:: Your goal ::
Return each line of the data below verbatim, omitting the pictures.
— START Extracted records —
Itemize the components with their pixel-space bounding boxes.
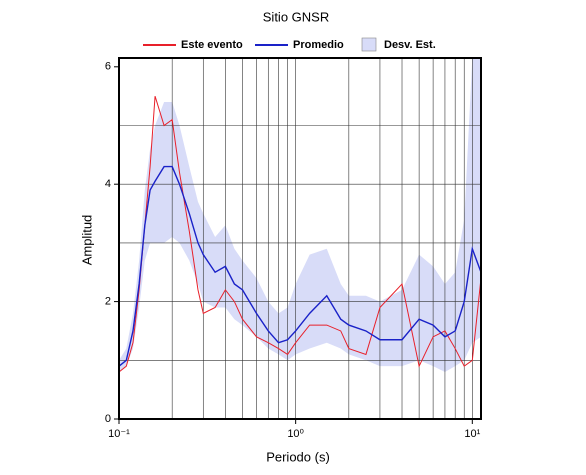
series-line [118, 165, 482, 367]
chart-title: Sitio GNSR [263, 9, 329, 24]
x-tick-label: 10⁰ [287, 428, 304, 440]
series-line [118, 96, 482, 373]
legend-label: Este evento [181, 39, 243, 51]
std-band [119, 58, 481, 373]
legend-label: Promedio [293, 39, 344, 51]
y-tick-label: 6 [105, 61, 111, 73]
plot-frame [118, 57, 482, 420]
legend-swatch [361, 37, 377, 52]
y-axis-label: Amplitud [79, 215, 94, 266]
legend-label: Desv. Est. [384, 39, 436, 51]
x-tick-label: 10¹ [464, 428, 480, 440]
y-tick-label: 0 [105, 413, 111, 425]
x-axis-label: Periodo (s) [266, 449, 330, 464]
y-tick-label: 2 [105, 296, 111, 308]
x-tick-label: 10⁻¹ [108, 428, 130, 440]
y-tick-label: 4 [105, 178, 111, 190]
— END Extracted records —
:: Result ::
Itemize the components with their pixel-space bounding boxes.
series-line [118, 165, 482, 367]
chart-title: Sitio GNSR [263, 9, 329, 24]
x-tick-label: 10⁰ [287, 428, 304, 440]
series-line [118, 96, 482, 373]
legend-label: Este evento [181, 39, 243, 51]
std-band [119, 58, 481, 373]
legend-label: Promedio [293, 39, 344, 51]
y-tick-label: 6 [105, 61, 111, 73]
plot-frame [118, 57, 482, 420]
legend-swatch [361, 37, 377, 52]
y-axis-label: Amplitud [79, 215, 94, 266]
legend-label: Desv. Est. [384, 39, 436, 51]
x-tick-label: 10¹ [464, 428, 480, 440]
y-tick-label: 0 [105, 413, 111, 425]
x-axis-label: Periodo (s) [266, 449, 330, 464]
y-tick-label: 2 [105, 296, 111, 308]
x-tick-label: 10⁻¹ [108, 428, 130, 440]
y-tick-label: 4 [105, 178, 111, 190]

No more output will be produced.